**WHAT IS ASKED:** Each line that includes the string "zrážky" counts once; give the total and nothing else.

**EXTRACTED DATA:**
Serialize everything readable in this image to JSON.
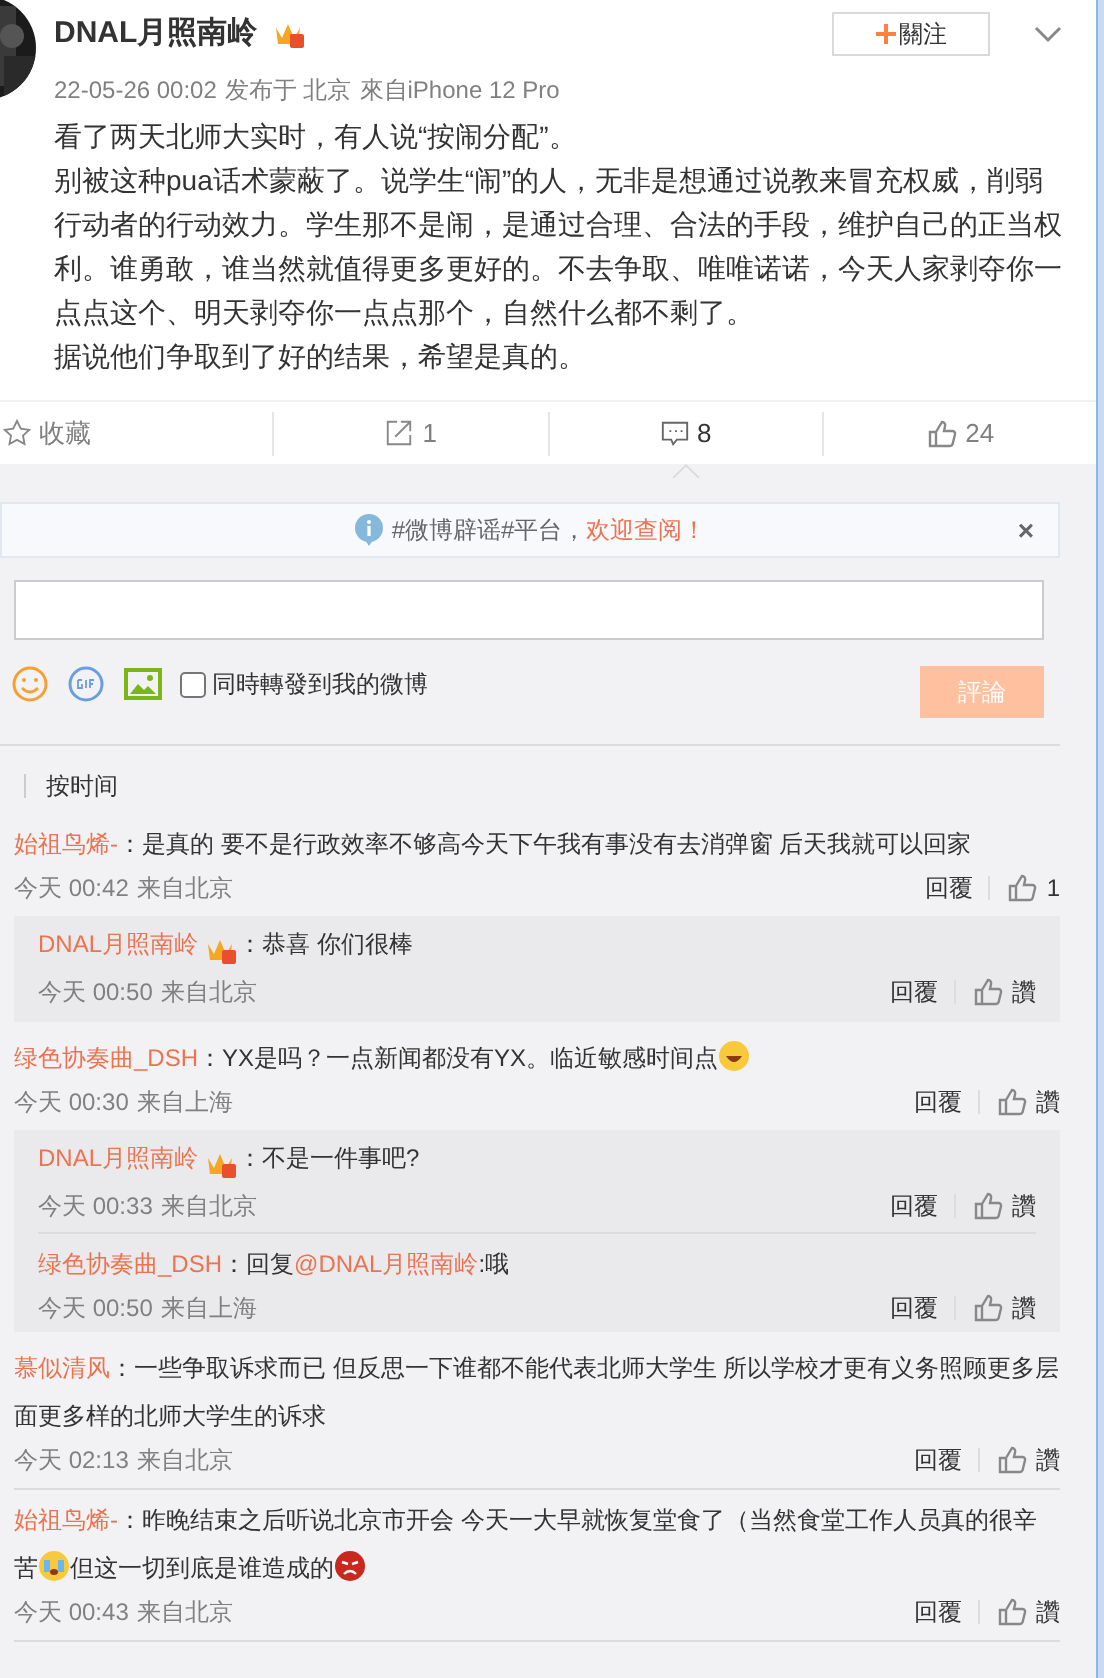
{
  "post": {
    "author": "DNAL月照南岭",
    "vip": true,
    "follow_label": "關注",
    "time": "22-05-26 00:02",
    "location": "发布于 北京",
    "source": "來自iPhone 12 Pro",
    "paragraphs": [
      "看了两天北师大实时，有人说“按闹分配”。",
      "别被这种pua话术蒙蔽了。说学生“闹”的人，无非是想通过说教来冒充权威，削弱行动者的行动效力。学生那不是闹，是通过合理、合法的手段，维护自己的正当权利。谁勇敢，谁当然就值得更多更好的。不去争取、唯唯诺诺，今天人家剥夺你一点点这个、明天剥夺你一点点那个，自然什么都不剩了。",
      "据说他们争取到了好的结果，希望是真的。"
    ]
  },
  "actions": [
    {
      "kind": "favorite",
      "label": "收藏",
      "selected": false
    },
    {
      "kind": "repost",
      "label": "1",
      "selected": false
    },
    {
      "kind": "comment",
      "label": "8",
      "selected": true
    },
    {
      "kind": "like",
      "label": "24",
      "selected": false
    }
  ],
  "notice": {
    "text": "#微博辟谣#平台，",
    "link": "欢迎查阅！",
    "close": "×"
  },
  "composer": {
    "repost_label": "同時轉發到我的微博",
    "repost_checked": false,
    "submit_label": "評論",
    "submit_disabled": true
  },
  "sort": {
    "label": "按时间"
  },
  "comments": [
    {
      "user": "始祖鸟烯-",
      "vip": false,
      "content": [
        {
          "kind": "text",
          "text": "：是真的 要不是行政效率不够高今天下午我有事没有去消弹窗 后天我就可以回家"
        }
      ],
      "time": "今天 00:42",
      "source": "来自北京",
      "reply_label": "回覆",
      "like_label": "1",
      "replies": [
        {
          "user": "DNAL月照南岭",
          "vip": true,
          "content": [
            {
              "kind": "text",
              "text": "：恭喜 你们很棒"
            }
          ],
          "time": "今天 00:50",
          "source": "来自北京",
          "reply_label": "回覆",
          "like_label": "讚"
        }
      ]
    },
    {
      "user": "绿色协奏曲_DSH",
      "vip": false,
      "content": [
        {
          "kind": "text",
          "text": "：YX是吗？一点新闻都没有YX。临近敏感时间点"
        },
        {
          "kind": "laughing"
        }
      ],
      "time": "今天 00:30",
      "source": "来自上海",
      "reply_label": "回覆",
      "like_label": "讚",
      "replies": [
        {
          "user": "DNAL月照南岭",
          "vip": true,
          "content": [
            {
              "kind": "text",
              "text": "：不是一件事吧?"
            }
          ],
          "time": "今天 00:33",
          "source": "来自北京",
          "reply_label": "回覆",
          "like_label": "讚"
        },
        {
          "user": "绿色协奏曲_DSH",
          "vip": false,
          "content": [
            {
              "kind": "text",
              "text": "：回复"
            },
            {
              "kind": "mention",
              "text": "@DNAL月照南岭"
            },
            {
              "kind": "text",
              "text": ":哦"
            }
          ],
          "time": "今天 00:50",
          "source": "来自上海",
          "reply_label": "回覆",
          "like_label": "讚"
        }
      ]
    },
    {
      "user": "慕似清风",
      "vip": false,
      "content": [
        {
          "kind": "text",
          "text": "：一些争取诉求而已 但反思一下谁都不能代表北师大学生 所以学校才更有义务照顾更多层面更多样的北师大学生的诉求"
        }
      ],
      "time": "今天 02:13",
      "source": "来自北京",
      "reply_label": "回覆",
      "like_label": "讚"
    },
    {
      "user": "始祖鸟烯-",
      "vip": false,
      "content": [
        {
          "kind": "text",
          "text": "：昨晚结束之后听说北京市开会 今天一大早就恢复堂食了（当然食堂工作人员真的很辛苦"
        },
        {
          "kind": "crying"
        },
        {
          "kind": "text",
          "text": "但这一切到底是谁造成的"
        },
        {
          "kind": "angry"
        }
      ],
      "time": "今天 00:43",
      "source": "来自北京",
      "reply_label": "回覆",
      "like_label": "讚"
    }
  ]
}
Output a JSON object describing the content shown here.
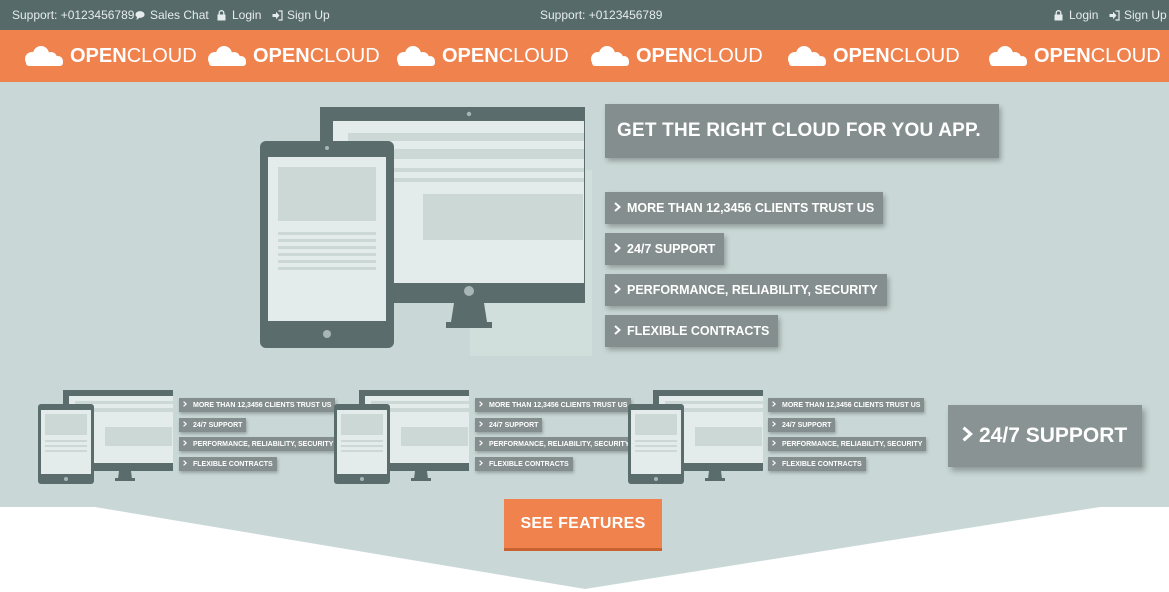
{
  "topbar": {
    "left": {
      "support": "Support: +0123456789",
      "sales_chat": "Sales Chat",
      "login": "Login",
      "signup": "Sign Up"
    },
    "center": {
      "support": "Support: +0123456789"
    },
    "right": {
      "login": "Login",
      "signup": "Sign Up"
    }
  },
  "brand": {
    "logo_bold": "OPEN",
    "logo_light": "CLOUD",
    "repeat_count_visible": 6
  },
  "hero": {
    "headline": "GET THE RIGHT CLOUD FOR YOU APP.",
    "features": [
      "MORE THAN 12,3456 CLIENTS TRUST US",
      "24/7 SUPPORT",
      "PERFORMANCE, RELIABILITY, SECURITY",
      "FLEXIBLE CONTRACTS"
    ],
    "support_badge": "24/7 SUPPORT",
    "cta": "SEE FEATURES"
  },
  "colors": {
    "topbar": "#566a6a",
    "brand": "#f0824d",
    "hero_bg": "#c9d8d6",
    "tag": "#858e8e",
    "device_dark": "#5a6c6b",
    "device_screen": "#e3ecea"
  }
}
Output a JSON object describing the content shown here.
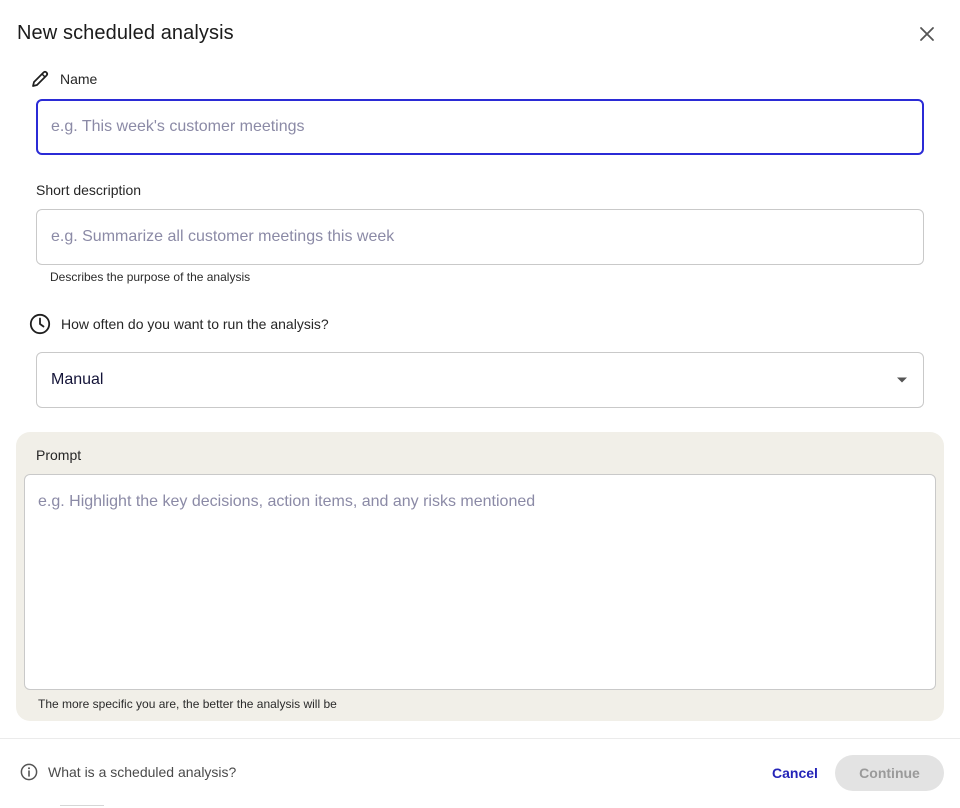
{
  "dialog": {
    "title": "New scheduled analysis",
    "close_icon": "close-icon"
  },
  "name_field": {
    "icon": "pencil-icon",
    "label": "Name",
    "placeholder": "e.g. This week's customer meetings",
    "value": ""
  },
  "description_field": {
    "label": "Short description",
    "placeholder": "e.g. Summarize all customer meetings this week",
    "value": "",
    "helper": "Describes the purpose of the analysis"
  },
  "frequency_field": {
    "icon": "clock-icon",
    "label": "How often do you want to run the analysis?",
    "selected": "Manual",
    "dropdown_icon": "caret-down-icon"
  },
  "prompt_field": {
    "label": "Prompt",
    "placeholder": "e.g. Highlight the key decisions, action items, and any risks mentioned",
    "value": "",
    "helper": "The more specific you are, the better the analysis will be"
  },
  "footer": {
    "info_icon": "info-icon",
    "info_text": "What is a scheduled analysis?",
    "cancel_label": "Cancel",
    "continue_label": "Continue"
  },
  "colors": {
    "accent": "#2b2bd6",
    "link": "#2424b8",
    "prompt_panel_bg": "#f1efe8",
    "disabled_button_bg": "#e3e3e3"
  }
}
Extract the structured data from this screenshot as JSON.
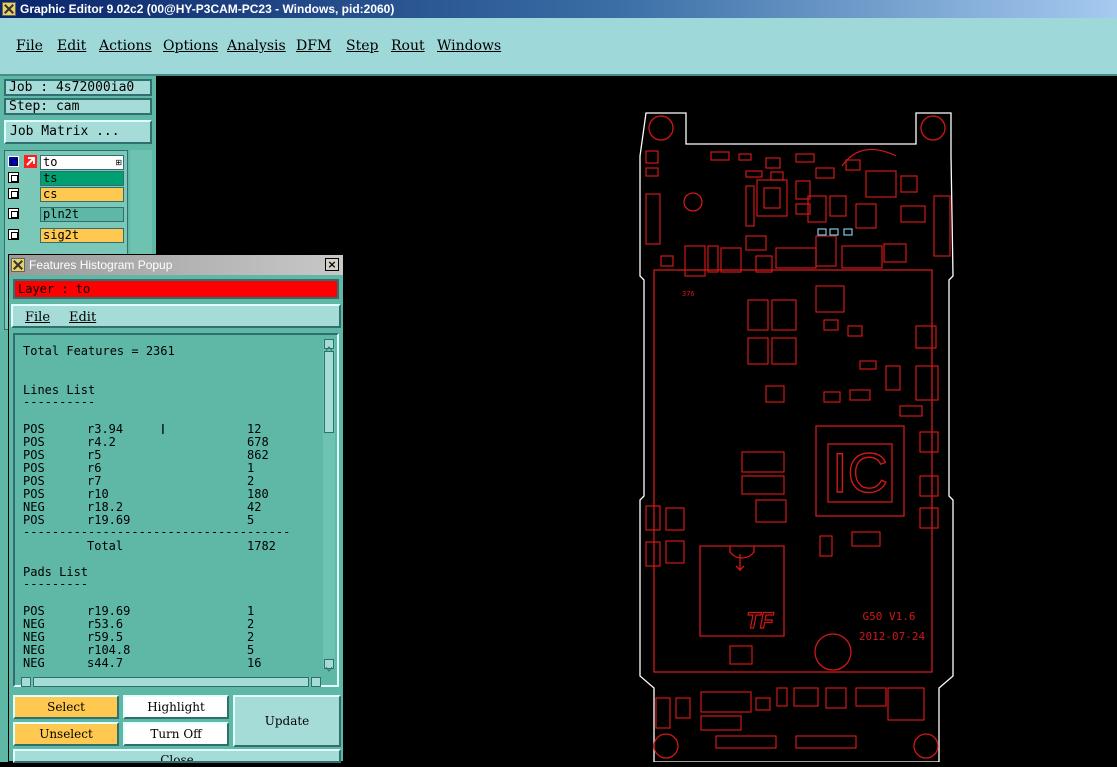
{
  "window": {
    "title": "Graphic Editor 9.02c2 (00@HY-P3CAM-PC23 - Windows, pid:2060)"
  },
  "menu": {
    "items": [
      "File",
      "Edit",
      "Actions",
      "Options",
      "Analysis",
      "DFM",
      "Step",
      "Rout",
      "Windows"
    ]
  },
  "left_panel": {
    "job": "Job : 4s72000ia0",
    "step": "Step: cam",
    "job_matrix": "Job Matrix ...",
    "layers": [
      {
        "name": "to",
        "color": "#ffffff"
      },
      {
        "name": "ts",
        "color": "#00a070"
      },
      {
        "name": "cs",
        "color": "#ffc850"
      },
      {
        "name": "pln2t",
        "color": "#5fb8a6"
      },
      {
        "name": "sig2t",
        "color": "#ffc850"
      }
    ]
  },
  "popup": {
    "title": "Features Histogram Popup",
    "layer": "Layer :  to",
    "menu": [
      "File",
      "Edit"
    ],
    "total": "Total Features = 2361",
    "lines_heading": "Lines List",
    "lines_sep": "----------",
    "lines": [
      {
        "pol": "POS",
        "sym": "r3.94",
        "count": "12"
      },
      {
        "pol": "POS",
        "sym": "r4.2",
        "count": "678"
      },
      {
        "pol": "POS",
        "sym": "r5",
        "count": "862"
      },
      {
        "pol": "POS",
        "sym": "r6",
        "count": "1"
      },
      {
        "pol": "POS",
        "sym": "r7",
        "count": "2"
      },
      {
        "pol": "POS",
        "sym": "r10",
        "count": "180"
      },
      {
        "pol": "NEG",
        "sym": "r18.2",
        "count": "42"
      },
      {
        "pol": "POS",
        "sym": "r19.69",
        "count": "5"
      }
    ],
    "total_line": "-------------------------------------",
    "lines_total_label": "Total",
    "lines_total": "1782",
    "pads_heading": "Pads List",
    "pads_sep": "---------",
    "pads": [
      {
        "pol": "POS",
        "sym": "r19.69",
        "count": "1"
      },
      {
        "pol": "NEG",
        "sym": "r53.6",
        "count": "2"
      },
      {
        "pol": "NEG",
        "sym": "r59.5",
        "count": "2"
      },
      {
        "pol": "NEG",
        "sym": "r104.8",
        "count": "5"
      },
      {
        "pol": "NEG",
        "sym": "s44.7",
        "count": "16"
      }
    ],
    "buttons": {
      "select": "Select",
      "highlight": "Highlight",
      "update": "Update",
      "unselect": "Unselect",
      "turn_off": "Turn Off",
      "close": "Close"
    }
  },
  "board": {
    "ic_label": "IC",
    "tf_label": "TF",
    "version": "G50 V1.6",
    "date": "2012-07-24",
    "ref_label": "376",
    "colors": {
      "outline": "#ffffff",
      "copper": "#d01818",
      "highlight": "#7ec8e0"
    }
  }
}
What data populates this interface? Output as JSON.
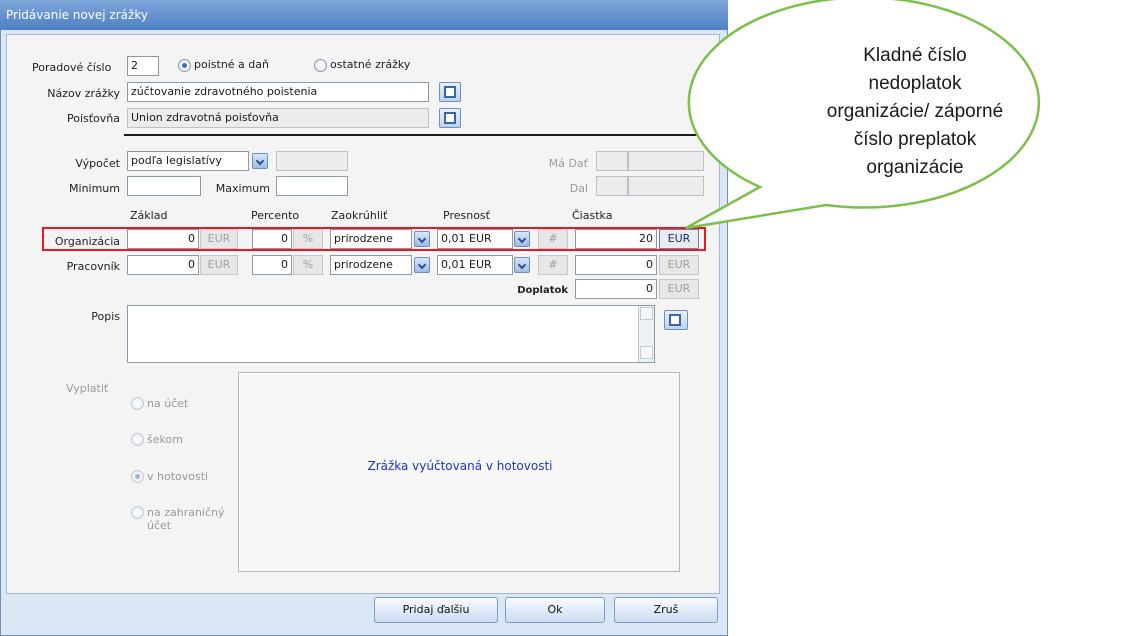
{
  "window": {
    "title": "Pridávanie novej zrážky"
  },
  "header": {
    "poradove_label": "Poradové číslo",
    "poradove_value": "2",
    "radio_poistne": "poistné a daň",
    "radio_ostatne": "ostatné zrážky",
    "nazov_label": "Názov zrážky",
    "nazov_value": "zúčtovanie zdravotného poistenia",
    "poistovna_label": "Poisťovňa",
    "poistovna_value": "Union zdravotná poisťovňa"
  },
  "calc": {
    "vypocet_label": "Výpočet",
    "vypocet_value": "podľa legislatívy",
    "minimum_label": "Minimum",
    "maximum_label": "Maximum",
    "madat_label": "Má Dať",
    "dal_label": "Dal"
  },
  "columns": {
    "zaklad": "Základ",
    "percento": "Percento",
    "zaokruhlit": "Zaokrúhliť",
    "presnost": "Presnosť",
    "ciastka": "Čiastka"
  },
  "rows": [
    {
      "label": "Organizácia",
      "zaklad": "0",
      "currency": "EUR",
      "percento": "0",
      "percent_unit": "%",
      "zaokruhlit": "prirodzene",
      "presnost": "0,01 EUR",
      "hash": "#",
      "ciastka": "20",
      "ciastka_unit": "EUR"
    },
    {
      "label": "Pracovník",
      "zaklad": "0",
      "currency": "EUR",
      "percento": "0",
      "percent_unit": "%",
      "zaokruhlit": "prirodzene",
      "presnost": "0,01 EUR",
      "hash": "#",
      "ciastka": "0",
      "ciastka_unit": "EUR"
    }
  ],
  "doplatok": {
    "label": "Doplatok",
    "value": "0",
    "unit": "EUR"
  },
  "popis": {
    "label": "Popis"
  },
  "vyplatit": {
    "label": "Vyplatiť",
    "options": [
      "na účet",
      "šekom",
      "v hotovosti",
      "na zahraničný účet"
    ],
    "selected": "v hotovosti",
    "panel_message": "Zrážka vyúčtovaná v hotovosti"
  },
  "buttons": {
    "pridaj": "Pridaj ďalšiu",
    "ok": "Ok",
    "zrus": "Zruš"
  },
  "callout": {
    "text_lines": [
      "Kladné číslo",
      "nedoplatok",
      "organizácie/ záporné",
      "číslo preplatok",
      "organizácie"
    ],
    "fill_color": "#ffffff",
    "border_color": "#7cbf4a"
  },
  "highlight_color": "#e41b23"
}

**CORRECT RESULT:** 3